___ SOURCE RECORDS ___

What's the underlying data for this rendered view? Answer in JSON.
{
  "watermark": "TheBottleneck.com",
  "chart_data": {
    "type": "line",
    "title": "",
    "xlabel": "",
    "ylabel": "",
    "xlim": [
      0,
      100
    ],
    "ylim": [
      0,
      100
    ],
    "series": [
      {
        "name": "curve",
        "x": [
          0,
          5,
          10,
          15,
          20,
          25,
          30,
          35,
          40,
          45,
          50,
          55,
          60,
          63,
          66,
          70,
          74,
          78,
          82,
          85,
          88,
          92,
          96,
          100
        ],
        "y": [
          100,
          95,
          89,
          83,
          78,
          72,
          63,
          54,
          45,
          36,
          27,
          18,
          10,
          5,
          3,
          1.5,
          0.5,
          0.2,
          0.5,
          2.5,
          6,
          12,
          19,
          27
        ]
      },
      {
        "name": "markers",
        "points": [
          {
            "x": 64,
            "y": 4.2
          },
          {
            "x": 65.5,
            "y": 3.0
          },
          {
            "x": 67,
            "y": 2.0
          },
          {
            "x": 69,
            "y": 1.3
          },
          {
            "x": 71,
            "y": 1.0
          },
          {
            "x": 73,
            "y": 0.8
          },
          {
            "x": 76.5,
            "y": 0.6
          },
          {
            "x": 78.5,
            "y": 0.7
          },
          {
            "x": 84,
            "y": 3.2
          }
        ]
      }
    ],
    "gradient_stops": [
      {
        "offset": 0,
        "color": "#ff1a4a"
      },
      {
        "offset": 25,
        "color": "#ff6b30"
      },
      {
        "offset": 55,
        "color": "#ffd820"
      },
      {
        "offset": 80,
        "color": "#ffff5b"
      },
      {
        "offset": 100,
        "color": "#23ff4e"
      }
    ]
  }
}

___

▶ _EXERCISE DIRECTIONS_:
Using the records above, copy each line that contains "color".

▶ _EXPECTED ANSWER_:
        "color": "#ff1a4a"
        "color": "#ff6b30"
        "color": "#ffd820"
        "color": "#ffff5b"
        "color": "#23ff4e"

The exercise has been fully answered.